Records excerpted from a collection |
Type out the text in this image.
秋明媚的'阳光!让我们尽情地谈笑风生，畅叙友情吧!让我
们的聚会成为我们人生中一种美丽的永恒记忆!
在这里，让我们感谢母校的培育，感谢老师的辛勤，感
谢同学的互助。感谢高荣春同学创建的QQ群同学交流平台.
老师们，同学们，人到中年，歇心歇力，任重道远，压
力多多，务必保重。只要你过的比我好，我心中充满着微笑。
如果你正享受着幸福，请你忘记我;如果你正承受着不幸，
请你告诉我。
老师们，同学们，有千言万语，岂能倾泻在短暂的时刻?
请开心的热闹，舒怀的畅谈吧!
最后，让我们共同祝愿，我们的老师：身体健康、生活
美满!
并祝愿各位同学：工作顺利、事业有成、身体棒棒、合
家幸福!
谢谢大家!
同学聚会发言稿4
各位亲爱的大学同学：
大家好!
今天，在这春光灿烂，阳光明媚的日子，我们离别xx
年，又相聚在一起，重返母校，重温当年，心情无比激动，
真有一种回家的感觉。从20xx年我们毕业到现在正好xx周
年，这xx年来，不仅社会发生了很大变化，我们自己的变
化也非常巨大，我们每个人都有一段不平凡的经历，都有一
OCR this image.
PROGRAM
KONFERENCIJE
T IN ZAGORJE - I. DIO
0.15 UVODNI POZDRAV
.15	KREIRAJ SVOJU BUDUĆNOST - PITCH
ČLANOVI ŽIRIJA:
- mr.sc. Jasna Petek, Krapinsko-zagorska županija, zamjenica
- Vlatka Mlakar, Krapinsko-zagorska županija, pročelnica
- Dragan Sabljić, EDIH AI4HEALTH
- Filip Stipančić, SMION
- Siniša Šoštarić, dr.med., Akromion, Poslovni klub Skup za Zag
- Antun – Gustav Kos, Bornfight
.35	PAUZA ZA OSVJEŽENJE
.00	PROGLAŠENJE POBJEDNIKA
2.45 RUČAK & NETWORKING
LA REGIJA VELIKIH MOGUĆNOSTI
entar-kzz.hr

What needs to be done | Please output the complete data exactly.

Task solution |
Type out the text in this image.
秋明媚的'阳光!让我们尽情地谈笑风生，畅叙友情吧!让我
们的聚会成为我们人生中一种美丽的永恒记忆!
在这里，让我们感谢母校的培育，感谢老师的辛勤，感
谢同学的互助。感谢高荣春同学创建的QQ群同学交流平台.
老师们，同学们，人到中年，歇心歇力，任重道远，压
力多多，务必保重。只要你过的比我好，我心中充满着微笑。
如果你正享受着幸福，请你忘记我;如果你正承受着不幸，
请你告诉我。
老师们，同学们，有千言万语，岂能倾泻在短暂的时刻?
请开心的热闹，舒怀的畅谈吧!
最后，让我们共同祝愿，我们的老师：身体健康、生活
美满!
并祝愿各位同学：工作顺利、事业有成、身体棒棒、合
家幸福!
谢谢大家!
同学聚会发言稿4
各位亲爱的大学同学：
大家好!
今天，在这春光灿烂，阳光明媚的日子，我们离别xx
年，又相聚在一起，重返母校，重温当年，心情无比激动，
真有一种回家的感觉。从20xx年我们毕业到现在正好xx周
年，这xx年来，不仅社会发生了很大变化，我们自己的变
化也非常巨大，我们每个人都有一段不平凡的经历，都有一
OCR this image.
PROGRAM
KONFERENCIJE
T IN ZAGORJE - I. DIO
0.15 UVODNI POZDRAV
.15	KREIRAJ SVOJU BUDUĆNOST - PITCH
ČLANOVI ŽIRIJA:
- mr.sc. Jasna Petek, Krapinsko-zagorska županija, zamjenica
- Vlatka Mlakar, Krapinsko-zagorska županija, pročelnica
- Dragan Sabljić, EDIH AI4HEALTH
- Filip Stipančić, SMION
- Siniša Šoštarić, dr.med., Akromion, Poslovni klub Skup za Zag
- Antun – Gustav Kos, Bornfight
.35	PAUZA ZA OSVJEŽENJE
.00	PROGLAŠENJE POBJEDNIKA
2.45 RUČAK & NETWORKING
LA REGIJA VELIKIH MOGUĆNOSTI
entar-kzz.hr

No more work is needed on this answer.